** START Information given **
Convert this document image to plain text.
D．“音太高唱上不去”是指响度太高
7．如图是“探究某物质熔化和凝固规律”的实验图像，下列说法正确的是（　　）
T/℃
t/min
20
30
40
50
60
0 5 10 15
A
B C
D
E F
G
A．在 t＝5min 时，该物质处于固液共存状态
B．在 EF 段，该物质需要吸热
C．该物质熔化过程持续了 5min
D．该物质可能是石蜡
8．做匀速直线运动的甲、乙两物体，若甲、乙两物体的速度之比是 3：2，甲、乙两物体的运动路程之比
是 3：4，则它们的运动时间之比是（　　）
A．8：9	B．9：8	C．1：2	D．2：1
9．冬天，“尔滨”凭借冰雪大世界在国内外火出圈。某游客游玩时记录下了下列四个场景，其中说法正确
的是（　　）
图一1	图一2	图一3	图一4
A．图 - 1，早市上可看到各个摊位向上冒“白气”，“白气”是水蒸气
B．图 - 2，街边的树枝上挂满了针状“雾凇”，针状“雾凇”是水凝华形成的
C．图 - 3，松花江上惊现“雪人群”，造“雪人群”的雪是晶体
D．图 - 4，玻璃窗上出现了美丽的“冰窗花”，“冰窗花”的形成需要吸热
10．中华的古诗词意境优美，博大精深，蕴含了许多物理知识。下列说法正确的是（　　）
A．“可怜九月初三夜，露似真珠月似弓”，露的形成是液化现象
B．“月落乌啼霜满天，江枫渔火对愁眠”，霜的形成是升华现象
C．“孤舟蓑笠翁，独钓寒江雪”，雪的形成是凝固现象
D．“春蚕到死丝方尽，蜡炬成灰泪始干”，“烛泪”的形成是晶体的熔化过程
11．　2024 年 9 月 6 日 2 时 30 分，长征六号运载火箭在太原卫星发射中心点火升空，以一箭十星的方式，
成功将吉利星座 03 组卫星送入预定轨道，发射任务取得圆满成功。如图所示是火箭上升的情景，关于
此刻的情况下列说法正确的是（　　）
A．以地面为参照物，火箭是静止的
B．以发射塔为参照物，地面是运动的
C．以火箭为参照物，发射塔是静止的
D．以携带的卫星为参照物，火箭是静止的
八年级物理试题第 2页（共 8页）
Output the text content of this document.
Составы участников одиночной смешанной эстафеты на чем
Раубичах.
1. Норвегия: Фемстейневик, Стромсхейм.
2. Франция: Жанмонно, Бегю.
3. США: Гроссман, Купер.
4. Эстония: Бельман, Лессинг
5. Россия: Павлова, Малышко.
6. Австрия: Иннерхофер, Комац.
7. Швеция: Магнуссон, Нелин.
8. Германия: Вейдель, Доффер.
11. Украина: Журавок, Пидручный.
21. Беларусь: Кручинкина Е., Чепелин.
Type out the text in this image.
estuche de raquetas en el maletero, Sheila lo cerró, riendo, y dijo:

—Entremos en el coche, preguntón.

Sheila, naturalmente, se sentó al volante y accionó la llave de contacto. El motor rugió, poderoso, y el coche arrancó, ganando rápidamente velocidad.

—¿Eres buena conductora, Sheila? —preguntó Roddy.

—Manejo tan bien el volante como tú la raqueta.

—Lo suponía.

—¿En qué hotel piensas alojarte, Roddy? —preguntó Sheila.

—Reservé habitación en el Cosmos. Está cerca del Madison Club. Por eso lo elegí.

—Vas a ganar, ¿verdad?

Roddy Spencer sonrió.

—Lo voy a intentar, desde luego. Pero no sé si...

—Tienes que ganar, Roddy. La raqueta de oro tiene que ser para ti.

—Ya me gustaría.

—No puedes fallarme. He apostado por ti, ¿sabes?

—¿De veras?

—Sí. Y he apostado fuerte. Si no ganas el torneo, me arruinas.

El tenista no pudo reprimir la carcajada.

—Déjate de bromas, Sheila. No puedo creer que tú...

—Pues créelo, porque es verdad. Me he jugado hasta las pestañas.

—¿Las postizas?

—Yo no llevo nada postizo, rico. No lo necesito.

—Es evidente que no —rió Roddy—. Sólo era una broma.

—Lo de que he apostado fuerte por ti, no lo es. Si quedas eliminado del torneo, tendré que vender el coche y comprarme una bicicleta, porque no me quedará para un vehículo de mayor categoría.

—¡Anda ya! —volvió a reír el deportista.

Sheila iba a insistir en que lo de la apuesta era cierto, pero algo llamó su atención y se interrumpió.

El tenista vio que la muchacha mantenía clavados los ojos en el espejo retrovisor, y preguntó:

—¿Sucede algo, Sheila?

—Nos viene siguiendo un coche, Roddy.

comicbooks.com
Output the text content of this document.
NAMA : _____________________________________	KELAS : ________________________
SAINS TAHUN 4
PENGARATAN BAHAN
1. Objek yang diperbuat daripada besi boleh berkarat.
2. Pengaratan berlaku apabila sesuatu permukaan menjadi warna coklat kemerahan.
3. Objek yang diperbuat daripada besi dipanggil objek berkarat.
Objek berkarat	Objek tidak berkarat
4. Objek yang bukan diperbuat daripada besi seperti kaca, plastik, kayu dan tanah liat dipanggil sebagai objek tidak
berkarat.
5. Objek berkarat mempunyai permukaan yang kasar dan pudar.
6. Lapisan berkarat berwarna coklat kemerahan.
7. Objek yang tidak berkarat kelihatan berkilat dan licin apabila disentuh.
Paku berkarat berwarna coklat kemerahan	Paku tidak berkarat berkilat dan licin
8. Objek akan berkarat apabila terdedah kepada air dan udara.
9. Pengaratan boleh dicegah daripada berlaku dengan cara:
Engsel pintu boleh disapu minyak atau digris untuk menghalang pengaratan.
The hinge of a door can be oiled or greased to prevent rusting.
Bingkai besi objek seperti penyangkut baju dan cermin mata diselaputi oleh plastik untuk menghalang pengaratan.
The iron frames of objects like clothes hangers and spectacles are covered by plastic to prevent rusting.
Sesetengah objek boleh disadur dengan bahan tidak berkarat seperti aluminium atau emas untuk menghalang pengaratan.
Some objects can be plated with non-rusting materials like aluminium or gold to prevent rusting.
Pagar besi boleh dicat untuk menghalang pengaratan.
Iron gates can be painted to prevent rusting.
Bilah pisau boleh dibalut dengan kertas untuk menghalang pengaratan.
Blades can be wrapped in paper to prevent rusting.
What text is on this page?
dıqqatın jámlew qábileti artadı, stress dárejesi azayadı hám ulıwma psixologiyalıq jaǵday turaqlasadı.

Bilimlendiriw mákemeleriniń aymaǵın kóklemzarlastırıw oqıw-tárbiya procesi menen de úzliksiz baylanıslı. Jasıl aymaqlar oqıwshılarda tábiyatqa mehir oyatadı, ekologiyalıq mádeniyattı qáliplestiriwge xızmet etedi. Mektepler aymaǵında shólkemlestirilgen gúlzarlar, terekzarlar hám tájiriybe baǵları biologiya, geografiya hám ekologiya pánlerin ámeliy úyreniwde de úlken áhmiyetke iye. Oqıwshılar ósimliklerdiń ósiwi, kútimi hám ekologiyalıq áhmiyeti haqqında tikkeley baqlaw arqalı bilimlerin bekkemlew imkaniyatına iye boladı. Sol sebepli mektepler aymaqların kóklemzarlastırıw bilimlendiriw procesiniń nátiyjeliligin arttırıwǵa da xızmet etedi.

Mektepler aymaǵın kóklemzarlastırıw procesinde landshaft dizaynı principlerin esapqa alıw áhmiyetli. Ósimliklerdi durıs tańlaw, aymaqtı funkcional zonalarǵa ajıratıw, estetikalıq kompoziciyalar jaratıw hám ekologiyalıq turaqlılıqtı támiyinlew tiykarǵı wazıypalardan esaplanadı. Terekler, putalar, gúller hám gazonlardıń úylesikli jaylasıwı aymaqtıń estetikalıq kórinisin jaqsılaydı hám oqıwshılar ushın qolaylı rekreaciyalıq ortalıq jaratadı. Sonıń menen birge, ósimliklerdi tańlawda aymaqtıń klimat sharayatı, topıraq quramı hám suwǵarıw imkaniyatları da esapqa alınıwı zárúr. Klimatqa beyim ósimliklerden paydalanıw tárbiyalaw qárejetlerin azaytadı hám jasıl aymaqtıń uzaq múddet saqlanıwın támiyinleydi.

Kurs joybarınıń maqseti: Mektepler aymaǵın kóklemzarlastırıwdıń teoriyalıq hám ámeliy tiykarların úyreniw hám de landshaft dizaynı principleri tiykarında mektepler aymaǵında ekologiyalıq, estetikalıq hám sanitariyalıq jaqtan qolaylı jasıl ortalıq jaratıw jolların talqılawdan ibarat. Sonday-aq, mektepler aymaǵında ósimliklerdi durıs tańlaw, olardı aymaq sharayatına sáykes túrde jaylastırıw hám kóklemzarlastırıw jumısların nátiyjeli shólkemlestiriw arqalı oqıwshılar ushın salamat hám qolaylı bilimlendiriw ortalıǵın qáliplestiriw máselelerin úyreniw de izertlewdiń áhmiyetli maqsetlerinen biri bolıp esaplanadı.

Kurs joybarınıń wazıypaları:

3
** END Information given **
| What is required |
Scan the material for lines with the word "berkilat", and copy each line you find.

| Finished task |
7. Objek yang tidak berkarat kelihatan berkilat dan licin apabila disentuh.
Paku berkarat berwarna coklat kemerahan	Paku tidak berkarat berkilat dan licin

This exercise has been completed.